━━ EXERCISE MATERIAL ━━
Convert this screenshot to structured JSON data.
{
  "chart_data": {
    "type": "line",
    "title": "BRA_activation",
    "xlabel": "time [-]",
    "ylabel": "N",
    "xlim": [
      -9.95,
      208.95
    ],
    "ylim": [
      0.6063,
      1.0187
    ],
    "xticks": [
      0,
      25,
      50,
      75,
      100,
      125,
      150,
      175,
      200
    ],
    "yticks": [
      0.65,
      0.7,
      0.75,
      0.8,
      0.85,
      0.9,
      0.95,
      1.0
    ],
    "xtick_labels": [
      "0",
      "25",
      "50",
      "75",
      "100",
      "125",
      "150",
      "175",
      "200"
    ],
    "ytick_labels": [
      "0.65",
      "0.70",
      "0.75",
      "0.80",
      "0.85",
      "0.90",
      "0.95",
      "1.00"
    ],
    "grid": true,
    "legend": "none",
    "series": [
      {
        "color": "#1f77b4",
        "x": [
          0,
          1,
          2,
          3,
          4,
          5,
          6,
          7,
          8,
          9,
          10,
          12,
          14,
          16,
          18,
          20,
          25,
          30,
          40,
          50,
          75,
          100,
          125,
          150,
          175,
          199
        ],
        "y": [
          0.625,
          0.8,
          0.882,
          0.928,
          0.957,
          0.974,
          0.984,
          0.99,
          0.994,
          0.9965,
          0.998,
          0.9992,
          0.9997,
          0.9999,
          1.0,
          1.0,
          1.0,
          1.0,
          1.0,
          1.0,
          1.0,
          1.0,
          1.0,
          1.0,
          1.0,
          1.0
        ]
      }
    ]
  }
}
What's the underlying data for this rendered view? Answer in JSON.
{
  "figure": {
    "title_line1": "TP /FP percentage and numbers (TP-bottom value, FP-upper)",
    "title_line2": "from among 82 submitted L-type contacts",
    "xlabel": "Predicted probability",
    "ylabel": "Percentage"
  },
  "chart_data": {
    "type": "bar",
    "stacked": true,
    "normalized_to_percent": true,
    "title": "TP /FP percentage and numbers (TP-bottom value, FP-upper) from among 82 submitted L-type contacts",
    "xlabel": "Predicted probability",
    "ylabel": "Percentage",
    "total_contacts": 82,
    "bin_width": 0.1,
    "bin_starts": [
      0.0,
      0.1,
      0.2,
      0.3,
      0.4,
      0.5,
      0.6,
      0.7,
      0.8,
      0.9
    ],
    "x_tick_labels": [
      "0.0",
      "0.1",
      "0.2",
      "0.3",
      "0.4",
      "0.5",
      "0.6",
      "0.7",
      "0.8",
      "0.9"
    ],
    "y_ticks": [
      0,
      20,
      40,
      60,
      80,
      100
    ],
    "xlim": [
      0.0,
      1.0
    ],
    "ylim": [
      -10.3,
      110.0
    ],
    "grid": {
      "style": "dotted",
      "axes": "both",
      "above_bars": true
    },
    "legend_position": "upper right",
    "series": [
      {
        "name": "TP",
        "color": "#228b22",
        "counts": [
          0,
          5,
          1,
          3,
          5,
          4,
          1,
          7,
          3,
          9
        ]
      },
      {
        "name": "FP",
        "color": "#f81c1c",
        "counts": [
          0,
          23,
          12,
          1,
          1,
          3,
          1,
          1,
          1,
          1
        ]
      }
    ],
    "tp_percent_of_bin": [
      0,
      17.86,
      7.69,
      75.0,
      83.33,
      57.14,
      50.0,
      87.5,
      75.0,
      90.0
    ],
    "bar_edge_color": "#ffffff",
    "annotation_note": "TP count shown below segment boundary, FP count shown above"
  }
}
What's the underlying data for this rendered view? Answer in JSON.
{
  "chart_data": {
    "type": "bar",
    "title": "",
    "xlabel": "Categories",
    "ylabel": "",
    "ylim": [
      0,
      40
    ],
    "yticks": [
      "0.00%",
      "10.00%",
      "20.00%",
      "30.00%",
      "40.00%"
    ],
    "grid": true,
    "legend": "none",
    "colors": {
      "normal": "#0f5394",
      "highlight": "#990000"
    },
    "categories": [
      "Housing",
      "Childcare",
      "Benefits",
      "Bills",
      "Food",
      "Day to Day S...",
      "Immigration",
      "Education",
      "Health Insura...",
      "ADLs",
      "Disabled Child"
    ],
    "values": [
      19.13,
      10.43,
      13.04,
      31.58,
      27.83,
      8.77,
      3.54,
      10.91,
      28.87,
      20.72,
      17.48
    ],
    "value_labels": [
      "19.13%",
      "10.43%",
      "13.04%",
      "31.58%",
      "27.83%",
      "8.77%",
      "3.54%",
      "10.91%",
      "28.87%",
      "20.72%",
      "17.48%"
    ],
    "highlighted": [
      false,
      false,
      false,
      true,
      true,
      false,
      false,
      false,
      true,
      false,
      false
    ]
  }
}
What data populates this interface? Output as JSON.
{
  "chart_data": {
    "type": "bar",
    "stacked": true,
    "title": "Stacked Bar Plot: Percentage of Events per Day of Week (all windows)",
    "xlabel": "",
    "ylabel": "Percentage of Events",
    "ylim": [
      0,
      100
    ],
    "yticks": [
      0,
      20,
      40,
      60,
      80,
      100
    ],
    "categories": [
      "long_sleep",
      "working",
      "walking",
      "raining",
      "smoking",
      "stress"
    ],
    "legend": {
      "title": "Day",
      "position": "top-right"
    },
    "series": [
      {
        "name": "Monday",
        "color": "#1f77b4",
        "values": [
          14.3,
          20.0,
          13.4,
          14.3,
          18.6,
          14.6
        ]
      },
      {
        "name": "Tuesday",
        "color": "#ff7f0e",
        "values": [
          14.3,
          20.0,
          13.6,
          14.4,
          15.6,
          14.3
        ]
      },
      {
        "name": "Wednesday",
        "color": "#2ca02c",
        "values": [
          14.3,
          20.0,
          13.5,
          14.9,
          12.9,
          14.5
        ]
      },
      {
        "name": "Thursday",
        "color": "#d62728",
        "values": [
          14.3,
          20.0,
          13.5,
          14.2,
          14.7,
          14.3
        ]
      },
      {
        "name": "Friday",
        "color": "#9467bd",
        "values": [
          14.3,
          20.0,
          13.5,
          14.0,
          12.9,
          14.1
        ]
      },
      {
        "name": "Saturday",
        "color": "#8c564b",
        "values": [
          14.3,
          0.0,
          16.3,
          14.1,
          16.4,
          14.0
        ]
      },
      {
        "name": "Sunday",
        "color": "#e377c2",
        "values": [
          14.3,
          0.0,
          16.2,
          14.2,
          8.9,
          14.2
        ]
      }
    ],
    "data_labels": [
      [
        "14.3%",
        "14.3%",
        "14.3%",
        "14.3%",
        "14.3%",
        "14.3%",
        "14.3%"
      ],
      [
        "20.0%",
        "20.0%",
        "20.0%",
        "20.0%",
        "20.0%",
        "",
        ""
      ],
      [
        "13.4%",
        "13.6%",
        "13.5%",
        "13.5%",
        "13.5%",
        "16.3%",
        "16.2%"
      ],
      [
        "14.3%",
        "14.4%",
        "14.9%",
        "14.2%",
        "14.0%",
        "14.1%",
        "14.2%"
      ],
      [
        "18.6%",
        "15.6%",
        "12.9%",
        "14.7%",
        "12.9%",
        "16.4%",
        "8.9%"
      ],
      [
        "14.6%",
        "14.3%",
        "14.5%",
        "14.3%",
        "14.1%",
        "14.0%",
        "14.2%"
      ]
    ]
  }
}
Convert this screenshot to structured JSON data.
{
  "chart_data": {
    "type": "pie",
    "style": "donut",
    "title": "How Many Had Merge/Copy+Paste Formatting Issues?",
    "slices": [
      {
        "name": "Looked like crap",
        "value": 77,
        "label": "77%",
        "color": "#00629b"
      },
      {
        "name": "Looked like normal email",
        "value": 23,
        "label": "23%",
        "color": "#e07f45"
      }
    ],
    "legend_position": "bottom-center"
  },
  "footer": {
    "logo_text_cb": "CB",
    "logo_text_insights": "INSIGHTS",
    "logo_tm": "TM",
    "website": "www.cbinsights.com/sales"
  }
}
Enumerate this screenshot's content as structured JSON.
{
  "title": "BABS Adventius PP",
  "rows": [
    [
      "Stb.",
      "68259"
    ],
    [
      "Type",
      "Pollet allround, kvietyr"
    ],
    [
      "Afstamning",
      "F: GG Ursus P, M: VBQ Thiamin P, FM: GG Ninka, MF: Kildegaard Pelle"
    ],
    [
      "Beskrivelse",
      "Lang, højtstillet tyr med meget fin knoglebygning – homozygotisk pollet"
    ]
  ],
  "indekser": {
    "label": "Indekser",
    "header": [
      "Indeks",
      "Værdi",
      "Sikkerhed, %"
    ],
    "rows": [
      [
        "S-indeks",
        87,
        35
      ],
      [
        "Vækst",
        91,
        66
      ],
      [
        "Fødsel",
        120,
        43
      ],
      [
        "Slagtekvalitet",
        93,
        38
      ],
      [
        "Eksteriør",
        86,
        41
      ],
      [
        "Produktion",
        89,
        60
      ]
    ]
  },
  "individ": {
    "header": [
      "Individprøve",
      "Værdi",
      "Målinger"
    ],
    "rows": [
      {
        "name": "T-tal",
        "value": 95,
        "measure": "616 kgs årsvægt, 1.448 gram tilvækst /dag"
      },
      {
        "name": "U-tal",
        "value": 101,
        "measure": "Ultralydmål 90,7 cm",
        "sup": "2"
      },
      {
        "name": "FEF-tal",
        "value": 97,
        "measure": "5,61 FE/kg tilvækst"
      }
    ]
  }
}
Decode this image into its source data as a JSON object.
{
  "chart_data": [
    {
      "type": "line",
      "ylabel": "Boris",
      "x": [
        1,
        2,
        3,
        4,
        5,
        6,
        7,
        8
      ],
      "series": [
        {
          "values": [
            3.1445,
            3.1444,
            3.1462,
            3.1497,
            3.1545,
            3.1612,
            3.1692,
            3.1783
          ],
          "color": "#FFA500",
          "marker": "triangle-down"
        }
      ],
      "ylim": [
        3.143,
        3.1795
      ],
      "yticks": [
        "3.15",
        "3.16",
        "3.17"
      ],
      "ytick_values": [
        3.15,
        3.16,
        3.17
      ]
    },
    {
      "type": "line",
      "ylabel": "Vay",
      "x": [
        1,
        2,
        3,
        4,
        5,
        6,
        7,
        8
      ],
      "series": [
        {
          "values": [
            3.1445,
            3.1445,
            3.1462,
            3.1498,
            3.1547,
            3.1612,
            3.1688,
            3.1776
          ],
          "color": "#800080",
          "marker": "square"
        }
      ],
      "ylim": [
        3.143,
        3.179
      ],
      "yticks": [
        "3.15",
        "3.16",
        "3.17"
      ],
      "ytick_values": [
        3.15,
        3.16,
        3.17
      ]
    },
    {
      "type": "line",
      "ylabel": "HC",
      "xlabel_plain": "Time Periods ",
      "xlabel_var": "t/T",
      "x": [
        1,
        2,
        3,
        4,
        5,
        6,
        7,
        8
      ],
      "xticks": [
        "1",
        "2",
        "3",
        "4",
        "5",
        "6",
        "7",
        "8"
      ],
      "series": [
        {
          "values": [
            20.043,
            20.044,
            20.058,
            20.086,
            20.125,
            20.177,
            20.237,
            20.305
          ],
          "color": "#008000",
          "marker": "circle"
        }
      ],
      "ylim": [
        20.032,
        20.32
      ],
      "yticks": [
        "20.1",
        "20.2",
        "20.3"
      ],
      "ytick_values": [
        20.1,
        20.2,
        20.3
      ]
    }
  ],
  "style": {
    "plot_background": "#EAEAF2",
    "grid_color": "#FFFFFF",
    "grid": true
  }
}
━━━
• _TASK DIRECTIONS_
Copy out each line of the data where the string "JSON" appears.

• _EXERCISE RESULT_
Convert this screenshot to structured JSON data.
What's the underlying data for this rendered view? Answer in JSON.
What's the underlying data for this rendered view? Answer in JSON.
What data populates this interface? Output as JSON.
Convert this screenshot to structured JSON data.
Enumerate this screenshot's content as structured JSON.
Decode this image into its source data as a JSON object.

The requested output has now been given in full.